>> Start GIVEN DATA

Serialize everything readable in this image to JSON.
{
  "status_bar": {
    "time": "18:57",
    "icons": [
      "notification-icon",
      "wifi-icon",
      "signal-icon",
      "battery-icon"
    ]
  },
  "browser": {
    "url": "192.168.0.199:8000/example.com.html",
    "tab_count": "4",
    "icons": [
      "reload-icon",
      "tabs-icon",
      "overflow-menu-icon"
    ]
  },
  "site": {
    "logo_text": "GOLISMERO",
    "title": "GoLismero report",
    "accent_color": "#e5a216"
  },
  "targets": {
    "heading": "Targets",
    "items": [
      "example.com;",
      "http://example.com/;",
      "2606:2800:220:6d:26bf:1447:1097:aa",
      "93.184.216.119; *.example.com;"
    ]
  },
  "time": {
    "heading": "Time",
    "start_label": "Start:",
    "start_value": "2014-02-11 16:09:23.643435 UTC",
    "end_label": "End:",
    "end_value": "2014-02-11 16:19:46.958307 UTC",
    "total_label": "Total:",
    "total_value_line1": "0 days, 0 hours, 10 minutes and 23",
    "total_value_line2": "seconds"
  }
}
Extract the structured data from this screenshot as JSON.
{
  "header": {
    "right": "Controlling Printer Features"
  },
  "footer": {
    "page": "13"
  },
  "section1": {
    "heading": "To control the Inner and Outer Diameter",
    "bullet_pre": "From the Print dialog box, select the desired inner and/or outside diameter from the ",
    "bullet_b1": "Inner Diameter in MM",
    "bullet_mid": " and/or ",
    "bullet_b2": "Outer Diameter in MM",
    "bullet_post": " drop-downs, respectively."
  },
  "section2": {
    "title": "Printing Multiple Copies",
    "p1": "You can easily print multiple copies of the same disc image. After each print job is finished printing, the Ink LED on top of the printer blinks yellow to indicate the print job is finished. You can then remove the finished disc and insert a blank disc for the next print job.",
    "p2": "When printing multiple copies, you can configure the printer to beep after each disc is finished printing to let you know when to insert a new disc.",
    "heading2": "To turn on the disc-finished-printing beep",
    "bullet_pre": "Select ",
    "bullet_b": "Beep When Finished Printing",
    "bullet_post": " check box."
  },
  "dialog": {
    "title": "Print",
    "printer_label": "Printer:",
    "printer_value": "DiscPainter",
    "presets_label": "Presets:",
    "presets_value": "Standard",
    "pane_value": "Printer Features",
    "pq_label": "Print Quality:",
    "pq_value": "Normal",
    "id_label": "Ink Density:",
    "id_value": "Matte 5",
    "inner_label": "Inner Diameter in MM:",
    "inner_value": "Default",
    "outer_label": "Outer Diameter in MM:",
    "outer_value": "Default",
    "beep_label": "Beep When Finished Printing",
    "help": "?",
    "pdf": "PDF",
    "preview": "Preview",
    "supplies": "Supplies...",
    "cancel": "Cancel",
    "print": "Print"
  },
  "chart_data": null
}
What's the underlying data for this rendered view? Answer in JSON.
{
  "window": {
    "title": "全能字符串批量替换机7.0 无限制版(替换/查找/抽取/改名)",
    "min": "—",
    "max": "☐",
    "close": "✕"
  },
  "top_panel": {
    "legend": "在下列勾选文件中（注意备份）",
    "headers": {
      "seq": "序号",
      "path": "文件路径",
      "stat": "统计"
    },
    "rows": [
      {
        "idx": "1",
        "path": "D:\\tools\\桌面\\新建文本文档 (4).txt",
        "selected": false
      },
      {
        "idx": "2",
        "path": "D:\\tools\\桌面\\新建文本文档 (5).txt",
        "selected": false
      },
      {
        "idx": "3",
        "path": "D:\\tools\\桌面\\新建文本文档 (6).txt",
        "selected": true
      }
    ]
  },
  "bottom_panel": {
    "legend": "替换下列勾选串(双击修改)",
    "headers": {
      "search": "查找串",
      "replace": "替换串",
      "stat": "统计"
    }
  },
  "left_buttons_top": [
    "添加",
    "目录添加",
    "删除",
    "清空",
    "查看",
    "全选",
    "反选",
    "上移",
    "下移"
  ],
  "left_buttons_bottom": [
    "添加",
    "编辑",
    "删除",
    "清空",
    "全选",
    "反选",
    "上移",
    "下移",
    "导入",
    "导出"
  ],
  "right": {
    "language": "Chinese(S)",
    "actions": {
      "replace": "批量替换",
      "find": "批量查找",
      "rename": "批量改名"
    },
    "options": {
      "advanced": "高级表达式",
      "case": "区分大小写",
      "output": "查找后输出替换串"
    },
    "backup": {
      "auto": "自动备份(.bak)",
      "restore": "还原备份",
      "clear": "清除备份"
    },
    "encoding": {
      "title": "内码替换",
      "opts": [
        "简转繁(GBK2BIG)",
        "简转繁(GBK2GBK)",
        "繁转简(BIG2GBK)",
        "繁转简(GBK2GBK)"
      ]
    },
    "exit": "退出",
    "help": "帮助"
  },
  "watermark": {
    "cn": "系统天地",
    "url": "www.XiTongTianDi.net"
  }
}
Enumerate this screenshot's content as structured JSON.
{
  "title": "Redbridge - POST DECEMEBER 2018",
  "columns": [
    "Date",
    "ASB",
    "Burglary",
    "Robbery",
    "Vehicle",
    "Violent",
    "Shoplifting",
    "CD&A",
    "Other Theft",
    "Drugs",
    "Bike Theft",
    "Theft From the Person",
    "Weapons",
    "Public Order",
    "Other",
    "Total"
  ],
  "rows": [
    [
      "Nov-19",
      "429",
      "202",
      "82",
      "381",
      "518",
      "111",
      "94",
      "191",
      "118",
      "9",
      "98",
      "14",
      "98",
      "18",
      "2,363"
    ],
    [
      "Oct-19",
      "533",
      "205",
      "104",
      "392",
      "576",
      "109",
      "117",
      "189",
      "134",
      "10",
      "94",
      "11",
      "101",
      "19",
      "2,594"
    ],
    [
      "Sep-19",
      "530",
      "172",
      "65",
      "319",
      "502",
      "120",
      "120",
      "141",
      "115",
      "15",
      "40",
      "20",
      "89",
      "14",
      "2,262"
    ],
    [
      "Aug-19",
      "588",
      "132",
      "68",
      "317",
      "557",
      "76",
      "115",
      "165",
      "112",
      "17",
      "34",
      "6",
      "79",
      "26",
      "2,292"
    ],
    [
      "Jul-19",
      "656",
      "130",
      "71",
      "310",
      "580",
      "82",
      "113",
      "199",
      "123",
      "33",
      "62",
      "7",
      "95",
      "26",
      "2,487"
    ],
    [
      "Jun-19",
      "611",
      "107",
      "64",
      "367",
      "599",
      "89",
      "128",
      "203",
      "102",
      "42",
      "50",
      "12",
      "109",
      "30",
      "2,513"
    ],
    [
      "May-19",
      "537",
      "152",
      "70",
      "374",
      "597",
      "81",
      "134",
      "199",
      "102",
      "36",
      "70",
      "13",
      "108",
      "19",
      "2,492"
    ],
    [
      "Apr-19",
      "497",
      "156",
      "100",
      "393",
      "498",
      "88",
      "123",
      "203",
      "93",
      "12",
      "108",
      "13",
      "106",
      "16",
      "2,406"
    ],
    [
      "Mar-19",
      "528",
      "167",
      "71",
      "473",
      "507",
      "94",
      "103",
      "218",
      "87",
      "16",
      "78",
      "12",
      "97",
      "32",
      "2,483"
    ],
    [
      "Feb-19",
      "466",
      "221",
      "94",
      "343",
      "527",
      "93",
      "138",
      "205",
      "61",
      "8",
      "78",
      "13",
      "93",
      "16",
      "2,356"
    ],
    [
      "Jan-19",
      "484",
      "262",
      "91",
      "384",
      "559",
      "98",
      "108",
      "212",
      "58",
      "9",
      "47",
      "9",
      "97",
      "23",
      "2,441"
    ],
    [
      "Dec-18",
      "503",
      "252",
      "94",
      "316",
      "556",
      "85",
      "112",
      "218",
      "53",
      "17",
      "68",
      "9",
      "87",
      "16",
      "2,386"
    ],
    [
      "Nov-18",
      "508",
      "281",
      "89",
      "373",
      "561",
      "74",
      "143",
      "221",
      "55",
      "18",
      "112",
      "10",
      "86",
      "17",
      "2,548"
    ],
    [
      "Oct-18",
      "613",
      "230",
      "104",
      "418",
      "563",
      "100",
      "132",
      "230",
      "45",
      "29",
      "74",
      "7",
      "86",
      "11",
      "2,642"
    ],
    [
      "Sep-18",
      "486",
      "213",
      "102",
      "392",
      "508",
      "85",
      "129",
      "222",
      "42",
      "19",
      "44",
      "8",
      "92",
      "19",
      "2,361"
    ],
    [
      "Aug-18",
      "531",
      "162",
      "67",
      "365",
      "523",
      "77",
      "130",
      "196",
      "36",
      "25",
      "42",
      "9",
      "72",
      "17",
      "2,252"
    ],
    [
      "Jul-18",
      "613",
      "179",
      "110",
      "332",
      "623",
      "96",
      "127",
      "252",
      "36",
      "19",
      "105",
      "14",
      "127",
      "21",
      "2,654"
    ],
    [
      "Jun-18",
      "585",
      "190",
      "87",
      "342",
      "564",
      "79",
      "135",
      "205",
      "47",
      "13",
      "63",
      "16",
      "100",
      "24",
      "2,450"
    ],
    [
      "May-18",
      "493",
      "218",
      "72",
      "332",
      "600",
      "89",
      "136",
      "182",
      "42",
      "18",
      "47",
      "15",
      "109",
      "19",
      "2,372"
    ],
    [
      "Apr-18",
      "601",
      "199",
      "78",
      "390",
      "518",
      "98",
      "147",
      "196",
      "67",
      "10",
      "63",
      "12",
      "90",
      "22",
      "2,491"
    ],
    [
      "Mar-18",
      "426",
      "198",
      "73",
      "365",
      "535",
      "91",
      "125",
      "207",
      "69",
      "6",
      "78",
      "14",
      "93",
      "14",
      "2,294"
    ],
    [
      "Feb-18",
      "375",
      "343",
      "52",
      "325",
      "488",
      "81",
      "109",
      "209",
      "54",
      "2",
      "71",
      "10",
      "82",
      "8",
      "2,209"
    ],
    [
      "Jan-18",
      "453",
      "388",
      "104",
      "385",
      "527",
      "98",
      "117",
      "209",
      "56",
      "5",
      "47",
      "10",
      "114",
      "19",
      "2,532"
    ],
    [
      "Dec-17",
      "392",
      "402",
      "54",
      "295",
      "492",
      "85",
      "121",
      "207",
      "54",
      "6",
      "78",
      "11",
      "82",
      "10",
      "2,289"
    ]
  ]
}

>> End GIVEN DATA

SET EXERCISE = Search the records for the word "legend". Copy every line that has it.

OUTPUT BELOW =
    "legend": "在下列勾选文件中（注意备份）",
    "legend": "替换下列勾选串(双击修改)",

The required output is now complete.